__Directions__.
Below are the records. List every line holding the word "interviewzen".

──────────

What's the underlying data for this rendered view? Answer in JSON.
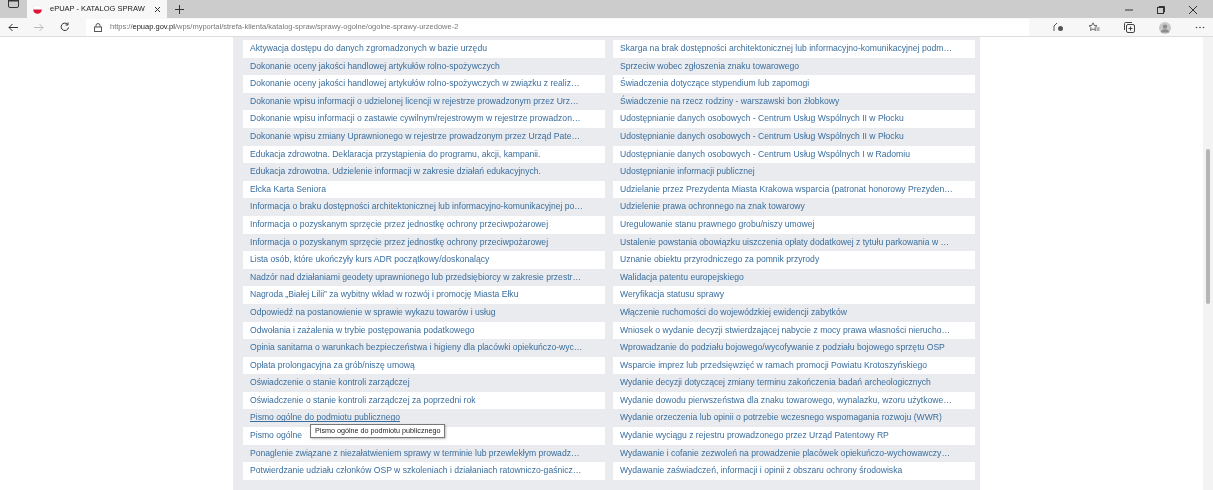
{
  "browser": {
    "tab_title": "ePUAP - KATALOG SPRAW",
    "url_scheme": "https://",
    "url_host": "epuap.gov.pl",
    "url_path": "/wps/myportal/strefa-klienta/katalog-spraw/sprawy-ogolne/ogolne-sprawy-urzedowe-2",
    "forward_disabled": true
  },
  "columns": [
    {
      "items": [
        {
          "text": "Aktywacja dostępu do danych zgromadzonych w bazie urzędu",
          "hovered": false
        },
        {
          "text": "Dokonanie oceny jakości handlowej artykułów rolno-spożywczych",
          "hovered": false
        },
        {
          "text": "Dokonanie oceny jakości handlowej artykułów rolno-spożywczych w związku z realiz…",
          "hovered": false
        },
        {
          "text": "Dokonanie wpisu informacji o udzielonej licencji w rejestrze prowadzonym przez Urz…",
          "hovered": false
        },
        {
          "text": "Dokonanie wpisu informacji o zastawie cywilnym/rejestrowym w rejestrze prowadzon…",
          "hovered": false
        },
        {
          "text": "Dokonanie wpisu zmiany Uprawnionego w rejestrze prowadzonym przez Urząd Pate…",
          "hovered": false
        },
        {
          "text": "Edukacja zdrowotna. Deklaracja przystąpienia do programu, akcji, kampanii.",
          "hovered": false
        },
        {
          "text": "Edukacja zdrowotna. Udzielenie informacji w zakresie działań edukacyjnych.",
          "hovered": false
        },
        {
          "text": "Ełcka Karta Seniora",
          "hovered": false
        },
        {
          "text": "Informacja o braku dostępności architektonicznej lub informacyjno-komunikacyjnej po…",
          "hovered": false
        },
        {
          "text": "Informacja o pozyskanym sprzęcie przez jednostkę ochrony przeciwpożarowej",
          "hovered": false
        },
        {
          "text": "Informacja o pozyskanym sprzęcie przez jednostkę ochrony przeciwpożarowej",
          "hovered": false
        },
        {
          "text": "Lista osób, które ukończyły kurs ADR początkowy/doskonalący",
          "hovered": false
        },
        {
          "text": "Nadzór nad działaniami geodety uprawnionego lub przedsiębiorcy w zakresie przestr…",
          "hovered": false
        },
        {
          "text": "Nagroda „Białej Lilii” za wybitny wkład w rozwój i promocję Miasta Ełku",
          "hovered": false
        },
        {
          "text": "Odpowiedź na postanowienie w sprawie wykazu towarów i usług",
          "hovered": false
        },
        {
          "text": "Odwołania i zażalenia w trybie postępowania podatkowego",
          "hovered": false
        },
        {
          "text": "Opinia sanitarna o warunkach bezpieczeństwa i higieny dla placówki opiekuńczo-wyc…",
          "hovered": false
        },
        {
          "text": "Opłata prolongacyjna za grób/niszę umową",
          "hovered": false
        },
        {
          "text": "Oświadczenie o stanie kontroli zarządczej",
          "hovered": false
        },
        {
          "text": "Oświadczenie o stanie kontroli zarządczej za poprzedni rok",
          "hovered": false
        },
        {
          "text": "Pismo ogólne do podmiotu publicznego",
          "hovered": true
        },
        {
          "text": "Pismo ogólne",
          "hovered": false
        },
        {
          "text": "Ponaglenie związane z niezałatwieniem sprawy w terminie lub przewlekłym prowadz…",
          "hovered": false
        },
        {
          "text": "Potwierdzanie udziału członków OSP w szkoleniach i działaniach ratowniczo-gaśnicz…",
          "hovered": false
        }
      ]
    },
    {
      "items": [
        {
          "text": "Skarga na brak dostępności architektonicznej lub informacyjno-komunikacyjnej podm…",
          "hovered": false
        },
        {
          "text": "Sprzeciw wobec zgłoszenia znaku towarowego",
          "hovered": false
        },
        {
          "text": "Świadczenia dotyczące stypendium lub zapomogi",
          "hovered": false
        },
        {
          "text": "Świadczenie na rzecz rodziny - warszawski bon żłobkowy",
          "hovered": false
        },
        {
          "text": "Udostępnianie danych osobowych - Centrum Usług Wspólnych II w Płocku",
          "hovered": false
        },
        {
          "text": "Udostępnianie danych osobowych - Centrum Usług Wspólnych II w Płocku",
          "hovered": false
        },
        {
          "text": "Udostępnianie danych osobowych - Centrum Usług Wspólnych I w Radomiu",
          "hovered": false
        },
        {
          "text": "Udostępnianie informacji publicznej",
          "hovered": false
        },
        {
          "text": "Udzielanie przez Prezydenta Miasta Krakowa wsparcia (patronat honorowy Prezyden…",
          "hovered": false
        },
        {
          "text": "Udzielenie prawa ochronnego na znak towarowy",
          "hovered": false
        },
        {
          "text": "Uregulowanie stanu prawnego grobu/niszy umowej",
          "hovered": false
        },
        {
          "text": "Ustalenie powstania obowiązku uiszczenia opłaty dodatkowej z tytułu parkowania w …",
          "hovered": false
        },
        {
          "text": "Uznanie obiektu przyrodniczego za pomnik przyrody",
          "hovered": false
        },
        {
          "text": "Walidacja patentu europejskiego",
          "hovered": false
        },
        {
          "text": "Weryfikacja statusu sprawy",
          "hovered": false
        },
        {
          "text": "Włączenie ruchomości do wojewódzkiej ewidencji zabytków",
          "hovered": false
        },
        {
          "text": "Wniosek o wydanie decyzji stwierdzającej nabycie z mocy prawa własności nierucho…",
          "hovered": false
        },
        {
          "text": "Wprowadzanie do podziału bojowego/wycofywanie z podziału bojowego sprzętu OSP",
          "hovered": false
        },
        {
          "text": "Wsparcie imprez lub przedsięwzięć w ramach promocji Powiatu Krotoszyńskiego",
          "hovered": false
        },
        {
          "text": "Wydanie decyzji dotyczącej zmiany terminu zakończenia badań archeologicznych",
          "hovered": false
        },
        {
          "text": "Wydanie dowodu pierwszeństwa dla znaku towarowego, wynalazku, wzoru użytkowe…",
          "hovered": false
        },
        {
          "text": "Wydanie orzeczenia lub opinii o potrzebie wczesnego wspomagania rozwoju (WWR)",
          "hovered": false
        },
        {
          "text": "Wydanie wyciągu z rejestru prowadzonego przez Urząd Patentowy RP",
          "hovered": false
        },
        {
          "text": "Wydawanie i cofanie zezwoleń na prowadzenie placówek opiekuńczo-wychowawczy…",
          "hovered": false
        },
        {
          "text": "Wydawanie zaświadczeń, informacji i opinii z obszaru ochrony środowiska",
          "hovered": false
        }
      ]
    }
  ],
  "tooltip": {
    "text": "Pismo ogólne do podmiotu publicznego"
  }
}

──────────

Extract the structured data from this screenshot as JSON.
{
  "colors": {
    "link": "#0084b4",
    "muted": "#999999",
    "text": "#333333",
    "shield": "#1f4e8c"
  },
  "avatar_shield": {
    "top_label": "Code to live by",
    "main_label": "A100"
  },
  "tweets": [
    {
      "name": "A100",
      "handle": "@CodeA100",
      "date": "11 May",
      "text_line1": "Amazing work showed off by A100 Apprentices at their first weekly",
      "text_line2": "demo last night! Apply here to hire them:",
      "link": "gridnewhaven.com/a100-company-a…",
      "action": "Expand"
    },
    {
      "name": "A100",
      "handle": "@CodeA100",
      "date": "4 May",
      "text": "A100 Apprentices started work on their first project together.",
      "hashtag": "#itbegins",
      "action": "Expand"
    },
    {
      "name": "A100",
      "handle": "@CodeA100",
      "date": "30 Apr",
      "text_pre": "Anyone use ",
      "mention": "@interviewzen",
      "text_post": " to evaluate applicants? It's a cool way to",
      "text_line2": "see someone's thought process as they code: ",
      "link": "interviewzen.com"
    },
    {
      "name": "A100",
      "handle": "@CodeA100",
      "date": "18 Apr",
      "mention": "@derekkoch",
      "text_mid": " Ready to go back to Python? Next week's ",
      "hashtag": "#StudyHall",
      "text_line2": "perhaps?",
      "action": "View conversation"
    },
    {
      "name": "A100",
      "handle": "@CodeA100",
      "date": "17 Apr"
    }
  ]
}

──────────

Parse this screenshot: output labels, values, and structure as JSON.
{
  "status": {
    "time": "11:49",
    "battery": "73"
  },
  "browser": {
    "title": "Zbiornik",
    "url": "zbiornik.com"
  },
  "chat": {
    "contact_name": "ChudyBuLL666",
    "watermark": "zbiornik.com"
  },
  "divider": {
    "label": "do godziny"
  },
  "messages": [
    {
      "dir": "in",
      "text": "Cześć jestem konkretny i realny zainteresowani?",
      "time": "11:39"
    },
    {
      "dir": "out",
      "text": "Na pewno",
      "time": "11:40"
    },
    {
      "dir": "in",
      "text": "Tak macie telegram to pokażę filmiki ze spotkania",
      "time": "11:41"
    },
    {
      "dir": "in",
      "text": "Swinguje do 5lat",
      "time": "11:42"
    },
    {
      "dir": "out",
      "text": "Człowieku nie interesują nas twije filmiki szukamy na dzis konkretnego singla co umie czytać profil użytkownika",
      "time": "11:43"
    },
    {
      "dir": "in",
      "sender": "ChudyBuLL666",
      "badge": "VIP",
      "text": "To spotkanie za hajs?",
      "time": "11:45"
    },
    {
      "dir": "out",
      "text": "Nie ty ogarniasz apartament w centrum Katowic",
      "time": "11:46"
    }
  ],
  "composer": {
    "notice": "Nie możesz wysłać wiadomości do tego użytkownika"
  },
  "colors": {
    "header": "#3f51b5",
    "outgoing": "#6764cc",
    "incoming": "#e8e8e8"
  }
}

──────────

__The result__.
      "mention": "@interviewzen",
      "link": "interviewzen.com"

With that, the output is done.